> BRIEF
Retype all material exactly. Pictures stay out of the copy.

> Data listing
:::::

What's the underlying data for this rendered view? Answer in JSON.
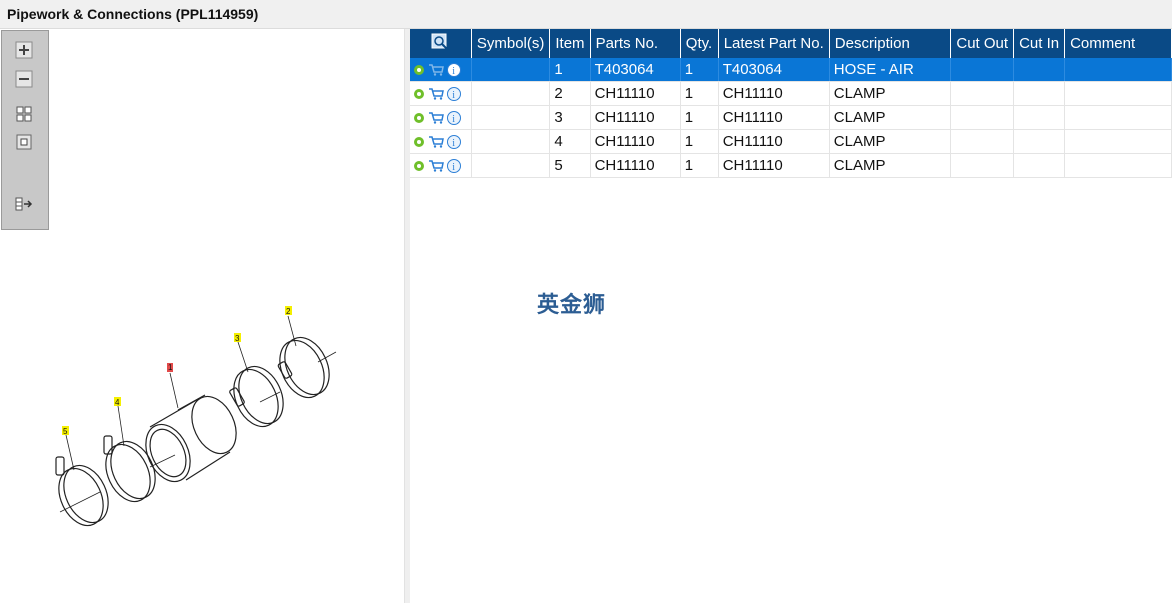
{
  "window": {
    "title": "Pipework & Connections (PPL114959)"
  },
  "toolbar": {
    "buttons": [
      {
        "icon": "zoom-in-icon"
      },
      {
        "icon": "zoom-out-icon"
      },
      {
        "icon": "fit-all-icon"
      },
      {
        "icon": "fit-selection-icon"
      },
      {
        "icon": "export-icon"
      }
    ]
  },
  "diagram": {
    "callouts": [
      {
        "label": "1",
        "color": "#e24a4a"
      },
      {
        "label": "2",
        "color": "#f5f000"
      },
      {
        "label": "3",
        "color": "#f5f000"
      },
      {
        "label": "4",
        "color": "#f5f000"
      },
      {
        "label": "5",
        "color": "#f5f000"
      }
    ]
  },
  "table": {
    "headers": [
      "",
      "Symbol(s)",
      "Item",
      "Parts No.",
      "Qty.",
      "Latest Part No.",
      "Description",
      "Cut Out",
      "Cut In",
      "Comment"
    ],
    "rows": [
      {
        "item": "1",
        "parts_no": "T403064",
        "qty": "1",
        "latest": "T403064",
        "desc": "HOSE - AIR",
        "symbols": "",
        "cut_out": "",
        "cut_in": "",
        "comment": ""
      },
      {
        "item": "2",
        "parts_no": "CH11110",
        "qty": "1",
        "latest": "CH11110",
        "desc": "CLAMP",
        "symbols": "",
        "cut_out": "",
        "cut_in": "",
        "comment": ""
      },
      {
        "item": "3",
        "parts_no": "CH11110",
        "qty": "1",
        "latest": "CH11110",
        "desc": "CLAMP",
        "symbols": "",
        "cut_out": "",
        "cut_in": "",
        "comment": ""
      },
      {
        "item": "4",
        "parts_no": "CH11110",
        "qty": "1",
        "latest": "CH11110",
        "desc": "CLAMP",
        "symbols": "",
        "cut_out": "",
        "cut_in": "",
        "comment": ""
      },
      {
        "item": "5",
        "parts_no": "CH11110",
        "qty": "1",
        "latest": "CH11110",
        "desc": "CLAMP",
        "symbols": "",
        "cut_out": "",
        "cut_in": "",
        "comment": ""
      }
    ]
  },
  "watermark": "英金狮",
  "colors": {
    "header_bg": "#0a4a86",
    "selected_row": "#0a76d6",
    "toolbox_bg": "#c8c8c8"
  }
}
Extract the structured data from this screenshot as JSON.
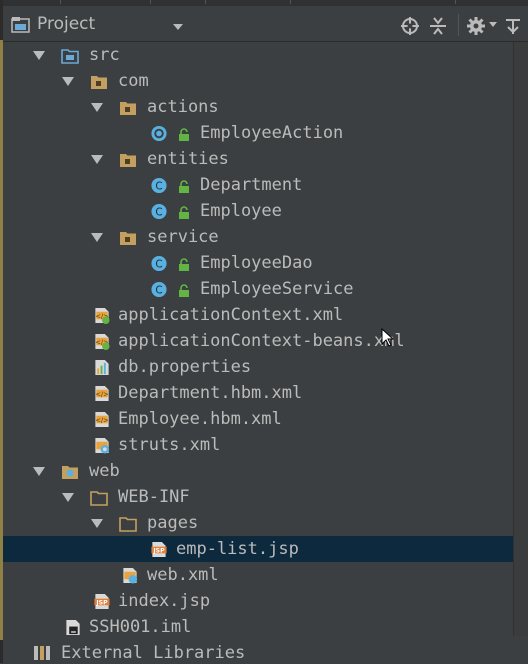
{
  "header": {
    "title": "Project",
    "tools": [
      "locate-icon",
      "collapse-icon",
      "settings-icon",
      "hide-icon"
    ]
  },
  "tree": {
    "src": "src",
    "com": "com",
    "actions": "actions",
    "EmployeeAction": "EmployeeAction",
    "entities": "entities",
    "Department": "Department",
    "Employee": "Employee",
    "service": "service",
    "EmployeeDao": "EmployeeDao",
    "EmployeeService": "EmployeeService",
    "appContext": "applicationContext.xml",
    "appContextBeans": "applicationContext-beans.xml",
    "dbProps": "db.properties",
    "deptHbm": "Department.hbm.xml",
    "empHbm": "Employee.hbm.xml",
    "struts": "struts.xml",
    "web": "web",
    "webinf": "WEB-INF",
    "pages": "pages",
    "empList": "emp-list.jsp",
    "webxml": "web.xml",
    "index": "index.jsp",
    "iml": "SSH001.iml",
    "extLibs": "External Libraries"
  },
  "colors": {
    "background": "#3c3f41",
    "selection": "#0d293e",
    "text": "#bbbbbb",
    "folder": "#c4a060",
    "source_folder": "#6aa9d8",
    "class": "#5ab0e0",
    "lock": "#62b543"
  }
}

:::::

> WRITTEN SOLUTION
What's the underlying data for this rendered view? Answer in JSON.
{
  "window": {
    "title": "Pipework & Connections (PPL114959)"
  },
  "toolbar": {
    "buttons": [
      {
        "icon": "zoom-in-icon"
      },
      {
        "icon": "zoom-out-icon"
      },
      {
        "icon": "fit-all-icon"
      },
      {
        "icon": "fit-selection-icon"
      },
      {
        "icon": "export-icon"
      }
    ]
  },
  "diagram": {
    "callouts": [
      {
        "label": "1",
        "color": "#e24a4a"
      },
      {
        "label": "2",
        "color": "#f5f000"
      },
      {
        "label": "3",
        "color": "#f5f000"
      },
      {
        "label": "4",
        "color": "#f5f000"
      },
      {
        "label": "5",
        "color": "#f5f000"
      }
    ]
  },
  "table": {
    "headers": [
      "",
      "Symbol(s)",
      "Item",
      "Parts No.",
      "Qty.",
      "Latest Part No.",
      "Description",
      "Cut Out",
      "Cut In",
      "Comment"
    ],
    "rows": [
      {
        "item": "1",
        "parts_no": "T403064",
        "qty": "1",
        "latest": "T403064",
        "desc": "HOSE - AIR",
        "symbols": "",
        "cut_out": "",
        "cut_in": "",
        "comment": ""
      },
      {
        "item": "2",
        "parts_no": "CH11110",
        "qty": "1",
        "latest": "CH11110",
        "desc": "CLAMP",
        "symbols": "",
        "cut_out": "",
        "cut_in": "",
        "comment": ""
      },
      {
        "item": "3",
        "parts_no": "CH11110",
        "qty": "1",
        "latest": "CH11110",
        "desc": "CLAMP",
        "symbols": "",
        "cut_out": "",
        "cut_in": "",
        "comment": ""
      },
      {
        "item": "4",
        "parts_no": "CH11110",
        "qty": "1",
        "latest": "CH11110",
        "desc": "CLAMP",
        "symbols": "",
        "cut_out": "",
        "cut_in": "",
        "comment": ""
      },
      {
        "item": "5",
        "parts_no": "CH11110",
        "qty": "1",
        "latest": "CH11110",
        "desc": "CLAMP",
        "symbols": "",
        "cut_out": "",
        "cut_in": "",
        "comment": ""
      }
    ]
  },
  "watermark": "英金狮",
  "colors": {
    "header_bg": "#0a4a86",
    "selected_row": "#0a76d6",
    "toolbox_bg": "#c8c8c8"
  }
}
Extract the structured data from this screenshot as JSON.
{
  "header": {
    "title": "Project",
    "tools": [
      "locate-icon",
      "collapse-icon",
      "settings-icon",
      "hide-icon"
    ]
  },
  "tree": {
    "src": "src",
    "com": "com",
    "actions": "actions",
    "EmployeeAction": "EmployeeAction",
    "entities": "entities",
    "Department": "Department",
    "Employee": "Employee",
    "service": "service",
    "EmployeeDao": "EmployeeDao",
    "EmployeeService": "EmployeeService",
    "appContext": "applicationContext.xml",
    "appContextBeans": "applicationContext-beans.xml",
    "dbProps": "db.properties",
    "deptHbm": "Department.hbm.xml",
    "empHbm": "Employee.hbm.xml",
    "struts": "struts.xml",
    "web": "web",
    "webinf": "WEB-INF",
    "pages": "pages",
    "empList": "emp-list.jsp",
    "webxml": "web.xml",
    "index": "index.jsp",
    "iml": "SSH001.iml",
    "extLibs": "External Libraries"
  },
  "colors": {
    "background": "#3c3f41",
    "selection": "#0d293e",
    "text": "#bbbbbb",
    "folder": "#c4a060",
    "source_folder": "#6aa9d8",
    "class": "#5ab0e0",
    "lock": "#62b543"
  }
}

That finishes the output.